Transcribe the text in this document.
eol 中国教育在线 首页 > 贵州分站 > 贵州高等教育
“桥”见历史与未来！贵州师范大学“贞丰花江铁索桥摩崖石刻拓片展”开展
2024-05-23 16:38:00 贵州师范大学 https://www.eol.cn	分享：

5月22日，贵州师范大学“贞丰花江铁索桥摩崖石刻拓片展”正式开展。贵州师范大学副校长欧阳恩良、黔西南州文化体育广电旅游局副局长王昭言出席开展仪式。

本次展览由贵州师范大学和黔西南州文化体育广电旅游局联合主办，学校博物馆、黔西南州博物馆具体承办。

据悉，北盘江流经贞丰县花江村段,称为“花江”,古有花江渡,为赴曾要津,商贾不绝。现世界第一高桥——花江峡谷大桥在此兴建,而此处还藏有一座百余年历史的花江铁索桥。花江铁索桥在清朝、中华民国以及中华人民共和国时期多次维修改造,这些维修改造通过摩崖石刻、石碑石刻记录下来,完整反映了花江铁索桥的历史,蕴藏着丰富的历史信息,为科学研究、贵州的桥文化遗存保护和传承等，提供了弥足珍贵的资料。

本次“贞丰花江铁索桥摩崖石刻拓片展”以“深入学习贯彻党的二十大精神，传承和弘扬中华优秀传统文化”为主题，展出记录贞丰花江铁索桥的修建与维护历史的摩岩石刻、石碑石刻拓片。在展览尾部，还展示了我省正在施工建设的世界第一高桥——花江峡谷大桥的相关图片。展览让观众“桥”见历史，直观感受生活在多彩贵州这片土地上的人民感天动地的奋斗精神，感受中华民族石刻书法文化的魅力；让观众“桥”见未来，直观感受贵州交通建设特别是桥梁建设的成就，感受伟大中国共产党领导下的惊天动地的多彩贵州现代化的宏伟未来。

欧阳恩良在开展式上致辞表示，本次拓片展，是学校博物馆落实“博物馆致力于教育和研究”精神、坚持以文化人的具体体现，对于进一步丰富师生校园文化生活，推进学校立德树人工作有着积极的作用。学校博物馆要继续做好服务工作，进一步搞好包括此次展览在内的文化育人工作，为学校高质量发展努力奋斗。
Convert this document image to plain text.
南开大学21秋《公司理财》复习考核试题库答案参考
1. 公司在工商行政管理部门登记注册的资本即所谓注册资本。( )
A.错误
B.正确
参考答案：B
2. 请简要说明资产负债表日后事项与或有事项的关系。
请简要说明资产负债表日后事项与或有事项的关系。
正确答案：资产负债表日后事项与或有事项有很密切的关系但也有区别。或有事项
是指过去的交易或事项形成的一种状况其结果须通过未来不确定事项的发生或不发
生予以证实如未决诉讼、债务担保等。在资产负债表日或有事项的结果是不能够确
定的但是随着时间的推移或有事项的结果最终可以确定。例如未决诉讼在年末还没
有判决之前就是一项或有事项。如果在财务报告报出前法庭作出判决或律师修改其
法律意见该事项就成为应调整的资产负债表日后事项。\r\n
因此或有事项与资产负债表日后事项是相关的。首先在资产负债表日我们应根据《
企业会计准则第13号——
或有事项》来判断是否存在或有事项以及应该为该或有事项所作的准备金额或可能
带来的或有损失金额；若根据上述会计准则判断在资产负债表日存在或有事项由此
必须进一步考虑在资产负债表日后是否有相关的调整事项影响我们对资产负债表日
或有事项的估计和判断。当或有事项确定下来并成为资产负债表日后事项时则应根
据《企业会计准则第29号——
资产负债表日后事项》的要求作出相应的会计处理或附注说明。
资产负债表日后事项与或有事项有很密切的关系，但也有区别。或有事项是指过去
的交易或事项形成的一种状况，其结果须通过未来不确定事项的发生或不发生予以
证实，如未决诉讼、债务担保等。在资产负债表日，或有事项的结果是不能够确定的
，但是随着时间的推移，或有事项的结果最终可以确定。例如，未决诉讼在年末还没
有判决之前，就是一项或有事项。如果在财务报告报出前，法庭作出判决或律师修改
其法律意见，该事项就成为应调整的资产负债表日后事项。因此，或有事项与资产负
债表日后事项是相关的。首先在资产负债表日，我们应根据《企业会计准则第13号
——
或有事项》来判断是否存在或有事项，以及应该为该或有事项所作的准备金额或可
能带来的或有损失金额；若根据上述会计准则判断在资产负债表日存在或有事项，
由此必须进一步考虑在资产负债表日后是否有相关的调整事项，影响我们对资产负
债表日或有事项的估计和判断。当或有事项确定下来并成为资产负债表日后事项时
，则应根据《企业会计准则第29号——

Task statement:
Gather every line from the listing above in which the word "this" appears.

The response:
Transcribe the text in this document.
Convert this document image to plain text.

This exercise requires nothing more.